───── Data shown

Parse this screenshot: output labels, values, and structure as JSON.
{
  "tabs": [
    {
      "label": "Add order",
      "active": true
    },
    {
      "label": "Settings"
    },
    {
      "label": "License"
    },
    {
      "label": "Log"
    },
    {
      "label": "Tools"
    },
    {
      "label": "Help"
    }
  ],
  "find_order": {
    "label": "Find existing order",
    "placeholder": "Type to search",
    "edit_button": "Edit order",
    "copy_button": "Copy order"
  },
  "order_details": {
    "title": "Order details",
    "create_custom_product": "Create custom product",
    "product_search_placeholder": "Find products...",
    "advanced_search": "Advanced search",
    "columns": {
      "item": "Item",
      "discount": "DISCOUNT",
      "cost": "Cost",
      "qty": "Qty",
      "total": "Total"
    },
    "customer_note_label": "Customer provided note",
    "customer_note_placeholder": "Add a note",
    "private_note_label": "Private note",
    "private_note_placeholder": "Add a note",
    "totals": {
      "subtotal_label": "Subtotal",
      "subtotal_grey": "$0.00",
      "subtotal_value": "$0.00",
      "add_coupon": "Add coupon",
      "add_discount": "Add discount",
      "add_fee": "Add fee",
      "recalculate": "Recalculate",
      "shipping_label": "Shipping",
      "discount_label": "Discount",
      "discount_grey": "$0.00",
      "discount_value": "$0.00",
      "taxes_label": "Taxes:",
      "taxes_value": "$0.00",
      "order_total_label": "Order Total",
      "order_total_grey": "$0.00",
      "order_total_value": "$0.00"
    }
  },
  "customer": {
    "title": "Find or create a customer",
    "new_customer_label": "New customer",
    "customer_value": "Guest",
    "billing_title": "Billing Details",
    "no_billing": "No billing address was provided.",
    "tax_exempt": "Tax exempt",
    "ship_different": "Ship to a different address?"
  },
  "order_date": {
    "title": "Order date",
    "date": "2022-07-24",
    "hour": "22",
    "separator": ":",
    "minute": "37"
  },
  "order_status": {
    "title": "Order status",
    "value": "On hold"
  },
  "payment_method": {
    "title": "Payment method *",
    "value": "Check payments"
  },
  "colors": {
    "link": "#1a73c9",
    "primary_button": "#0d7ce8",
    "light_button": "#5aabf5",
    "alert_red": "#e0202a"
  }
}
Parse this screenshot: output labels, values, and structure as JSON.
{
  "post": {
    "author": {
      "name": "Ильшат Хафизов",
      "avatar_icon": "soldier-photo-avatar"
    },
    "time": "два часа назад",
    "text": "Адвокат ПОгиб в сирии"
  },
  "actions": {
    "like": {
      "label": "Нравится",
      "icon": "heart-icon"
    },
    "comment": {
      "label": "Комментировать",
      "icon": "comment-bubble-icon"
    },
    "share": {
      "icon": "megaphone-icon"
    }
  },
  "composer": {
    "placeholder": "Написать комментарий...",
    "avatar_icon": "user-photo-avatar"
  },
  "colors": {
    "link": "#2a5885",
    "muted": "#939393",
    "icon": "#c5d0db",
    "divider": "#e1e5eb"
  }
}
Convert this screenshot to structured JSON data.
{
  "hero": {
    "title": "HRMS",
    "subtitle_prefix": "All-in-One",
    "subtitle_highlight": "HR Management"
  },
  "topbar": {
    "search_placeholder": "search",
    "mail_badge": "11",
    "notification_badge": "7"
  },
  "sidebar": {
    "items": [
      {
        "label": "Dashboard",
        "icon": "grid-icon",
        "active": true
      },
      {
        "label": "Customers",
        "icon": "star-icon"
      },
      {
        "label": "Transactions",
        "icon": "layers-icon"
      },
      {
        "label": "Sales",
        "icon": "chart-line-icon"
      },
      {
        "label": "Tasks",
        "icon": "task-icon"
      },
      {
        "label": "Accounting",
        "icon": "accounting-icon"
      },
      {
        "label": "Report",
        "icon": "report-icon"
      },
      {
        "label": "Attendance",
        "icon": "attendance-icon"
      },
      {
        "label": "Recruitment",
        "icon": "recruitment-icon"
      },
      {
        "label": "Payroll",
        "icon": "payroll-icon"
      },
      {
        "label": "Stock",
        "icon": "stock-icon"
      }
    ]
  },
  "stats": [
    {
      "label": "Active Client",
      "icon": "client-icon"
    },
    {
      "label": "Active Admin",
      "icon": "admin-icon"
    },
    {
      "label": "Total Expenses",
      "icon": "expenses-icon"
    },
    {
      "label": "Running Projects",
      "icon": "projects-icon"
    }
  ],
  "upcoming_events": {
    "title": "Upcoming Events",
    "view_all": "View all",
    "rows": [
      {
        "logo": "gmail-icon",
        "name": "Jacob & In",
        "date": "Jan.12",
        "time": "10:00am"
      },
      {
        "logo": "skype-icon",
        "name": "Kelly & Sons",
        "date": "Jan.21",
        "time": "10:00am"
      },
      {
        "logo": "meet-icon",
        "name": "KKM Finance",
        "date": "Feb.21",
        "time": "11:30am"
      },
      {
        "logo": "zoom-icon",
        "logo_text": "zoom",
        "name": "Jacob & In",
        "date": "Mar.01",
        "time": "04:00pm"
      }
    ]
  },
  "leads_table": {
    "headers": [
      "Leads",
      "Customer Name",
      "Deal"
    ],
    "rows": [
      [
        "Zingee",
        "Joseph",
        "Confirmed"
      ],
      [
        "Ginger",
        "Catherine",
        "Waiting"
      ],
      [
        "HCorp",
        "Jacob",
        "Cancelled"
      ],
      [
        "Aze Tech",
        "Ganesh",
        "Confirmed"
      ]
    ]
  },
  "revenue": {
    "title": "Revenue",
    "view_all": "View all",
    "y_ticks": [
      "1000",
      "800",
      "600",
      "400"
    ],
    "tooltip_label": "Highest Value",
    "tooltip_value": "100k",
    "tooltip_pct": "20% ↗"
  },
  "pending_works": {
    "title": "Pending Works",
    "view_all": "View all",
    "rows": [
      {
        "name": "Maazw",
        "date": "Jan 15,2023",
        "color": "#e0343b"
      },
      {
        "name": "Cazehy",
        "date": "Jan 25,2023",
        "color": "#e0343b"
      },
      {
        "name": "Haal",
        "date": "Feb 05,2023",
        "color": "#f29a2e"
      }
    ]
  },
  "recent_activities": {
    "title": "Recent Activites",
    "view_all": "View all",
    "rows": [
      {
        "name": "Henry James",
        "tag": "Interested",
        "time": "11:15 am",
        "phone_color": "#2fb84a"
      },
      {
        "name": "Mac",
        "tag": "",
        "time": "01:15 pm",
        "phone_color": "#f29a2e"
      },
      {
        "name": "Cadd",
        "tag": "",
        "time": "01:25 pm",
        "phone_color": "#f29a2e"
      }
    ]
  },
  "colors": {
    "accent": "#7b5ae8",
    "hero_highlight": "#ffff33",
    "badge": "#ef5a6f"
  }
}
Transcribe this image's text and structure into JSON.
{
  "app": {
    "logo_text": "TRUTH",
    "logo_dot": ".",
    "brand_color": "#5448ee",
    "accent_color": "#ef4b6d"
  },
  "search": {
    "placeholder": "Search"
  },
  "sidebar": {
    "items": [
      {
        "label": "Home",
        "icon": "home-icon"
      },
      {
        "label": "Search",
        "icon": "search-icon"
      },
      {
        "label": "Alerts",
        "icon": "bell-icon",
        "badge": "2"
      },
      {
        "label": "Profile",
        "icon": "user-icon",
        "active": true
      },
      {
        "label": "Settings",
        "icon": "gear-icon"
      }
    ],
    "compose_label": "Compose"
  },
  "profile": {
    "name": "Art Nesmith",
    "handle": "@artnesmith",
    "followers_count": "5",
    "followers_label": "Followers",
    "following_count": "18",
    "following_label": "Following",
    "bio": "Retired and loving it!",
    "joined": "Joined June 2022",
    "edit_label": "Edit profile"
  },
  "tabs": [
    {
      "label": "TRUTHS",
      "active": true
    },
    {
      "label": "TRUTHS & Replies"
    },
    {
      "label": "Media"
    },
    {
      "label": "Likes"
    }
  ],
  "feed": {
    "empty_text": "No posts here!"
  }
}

──────────

> Task to carry out
Reproduce each line holding the word "photo".

> Result of this task
      "avatar_icon": "soldier-photo-avatar"
    "avatar_icon": "user-photo-avatar"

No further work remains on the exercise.